* START *

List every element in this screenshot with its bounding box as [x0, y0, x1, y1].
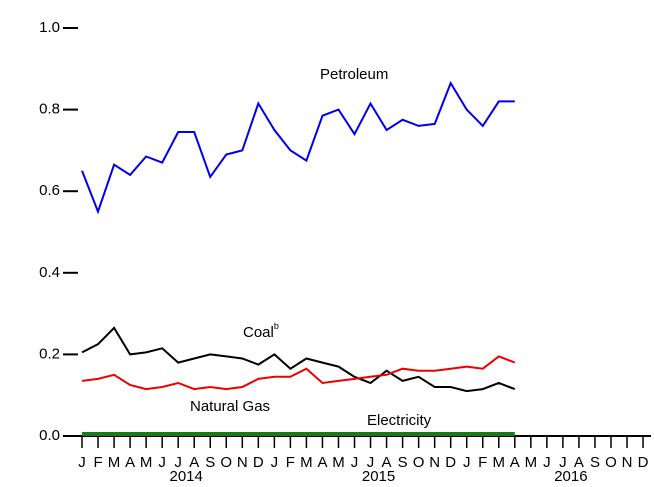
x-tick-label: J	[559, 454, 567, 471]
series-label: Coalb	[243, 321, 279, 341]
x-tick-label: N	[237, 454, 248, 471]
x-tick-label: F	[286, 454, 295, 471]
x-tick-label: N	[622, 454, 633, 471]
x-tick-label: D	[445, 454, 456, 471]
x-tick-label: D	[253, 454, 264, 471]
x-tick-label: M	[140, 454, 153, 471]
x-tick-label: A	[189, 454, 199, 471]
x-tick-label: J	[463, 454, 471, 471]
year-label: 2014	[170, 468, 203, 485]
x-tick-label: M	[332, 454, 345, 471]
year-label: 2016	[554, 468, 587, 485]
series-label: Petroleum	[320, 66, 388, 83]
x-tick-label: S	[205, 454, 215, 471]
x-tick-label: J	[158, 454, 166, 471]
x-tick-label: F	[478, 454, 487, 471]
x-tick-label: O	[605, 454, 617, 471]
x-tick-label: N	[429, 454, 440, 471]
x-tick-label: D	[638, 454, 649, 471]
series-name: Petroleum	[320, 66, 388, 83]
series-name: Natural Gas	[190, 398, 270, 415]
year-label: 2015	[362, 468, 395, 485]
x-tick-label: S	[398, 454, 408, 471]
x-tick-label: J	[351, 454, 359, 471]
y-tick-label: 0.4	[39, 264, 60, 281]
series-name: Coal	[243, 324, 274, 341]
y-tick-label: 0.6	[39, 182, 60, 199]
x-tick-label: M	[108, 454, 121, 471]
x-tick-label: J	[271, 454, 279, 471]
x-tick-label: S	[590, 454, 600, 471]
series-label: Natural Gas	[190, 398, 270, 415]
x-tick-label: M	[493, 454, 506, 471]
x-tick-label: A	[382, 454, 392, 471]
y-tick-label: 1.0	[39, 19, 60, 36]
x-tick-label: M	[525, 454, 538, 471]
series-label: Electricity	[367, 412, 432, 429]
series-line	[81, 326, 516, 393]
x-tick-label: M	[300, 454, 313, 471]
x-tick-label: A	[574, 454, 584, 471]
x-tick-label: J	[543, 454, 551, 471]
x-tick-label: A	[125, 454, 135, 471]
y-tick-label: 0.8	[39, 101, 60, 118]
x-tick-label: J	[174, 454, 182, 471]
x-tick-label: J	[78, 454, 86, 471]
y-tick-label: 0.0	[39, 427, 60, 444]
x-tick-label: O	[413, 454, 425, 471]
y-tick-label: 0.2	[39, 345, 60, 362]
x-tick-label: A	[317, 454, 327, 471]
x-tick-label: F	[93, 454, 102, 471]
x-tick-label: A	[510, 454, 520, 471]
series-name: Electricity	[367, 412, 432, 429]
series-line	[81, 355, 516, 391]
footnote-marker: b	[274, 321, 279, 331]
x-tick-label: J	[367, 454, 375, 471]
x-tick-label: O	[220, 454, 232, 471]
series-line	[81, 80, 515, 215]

* END *

Task: Retype the listing above line for line, without changing a single character, and leave out the picture.

Written answer:
List every element in this screenshot with its bounding box as [x0, y0, x1, y1].
x-tick-label: J	[559, 454, 567, 471]
series-label: Coalb	[243, 321, 279, 341]
x-tick-label: N	[237, 454, 248, 471]
x-tick-label: F	[286, 454, 295, 471]
x-tick-label: N	[622, 454, 633, 471]
x-tick-label: D	[445, 454, 456, 471]
x-tick-label: D	[253, 454, 264, 471]
x-tick-label: M	[140, 454, 153, 471]
x-tick-label: A	[189, 454, 199, 471]
x-tick-label: J	[463, 454, 471, 471]
year-label: 2014	[170, 468, 203, 485]
x-tick-label: M	[332, 454, 345, 471]
year-label: 2016	[554, 468, 587, 485]
series-label: Petroleum	[320, 66, 388, 83]
x-tick-label: S	[205, 454, 215, 471]
x-tick-label: J	[158, 454, 166, 471]
x-tick-label: F	[478, 454, 487, 471]
x-tick-label: O	[605, 454, 617, 471]
x-tick-label: N	[429, 454, 440, 471]
x-tick-label: D	[638, 454, 649, 471]
series-name: Petroleum	[320, 66, 388, 83]
series-name: Natural Gas	[190, 398, 270, 415]
year-label: 2015	[362, 468, 395, 485]
x-tick-label: S	[398, 454, 408, 471]
x-tick-label: J	[351, 454, 359, 471]
y-tick-label: 0.4	[39, 264, 60, 281]
series-name: Coal	[243, 324, 274, 341]
y-tick-label: 0.6	[39, 182, 60, 199]
x-tick-label: M	[108, 454, 121, 471]
x-tick-label: J	[271, 454, 279, 471]
x-tick-label: S	[590, 454, 600, 471]
series-label: Natural Gas	[190, 398, 270, 415]
x-tick-label: M	[493, 454, 506, 471]
x-tick-label: A	[382, 454, 392, 471]
y-tick-label: 1.0	[39, 19, 60, 36]
x-tick-label: M	[525, 454, 538, 471]
series-label: Electricity	[367, 412, 432, 429]
series-line	[81, 326, 516, 393]
x-tick-label: M	[300, 454, 313, 471]
x-tick-label: A	[574, 454, 584, 471]
x-tick-label: J	[543, 454, 551, 471]
x-tick-label: A	[125, 454, 135, 471]
y-tick-label: 0.8	[39, 101, 60, 118]
x-tick-label: J	[174, 454, 182, 471]
x-tick-label: J	[78, 454, 86, 471]
y-tick-label: 0.0	[39, 427, 60, 444]
x-tick-label: O	[413, 454, 425, 471]
y-tick-label: 0.2	[39, 345, 60, 362]
x-tick-label: A	[317, 454, 327, 471]
x-tick-label: F	[93, 454, 102, 471]
x-tick-label: A	[510, 454, 520, 471]
series-name: Electricity	[367, 412, 432, 429]
series-line	[81, 355, 516, 391]
footnote-marker: b	[274, 321, 279, 331]
x-tick-label: J	[367, 454, 375, 471]
x-tick-label: O	[220, 454, 232, 471]
series-line	[81, 80, 515, 215]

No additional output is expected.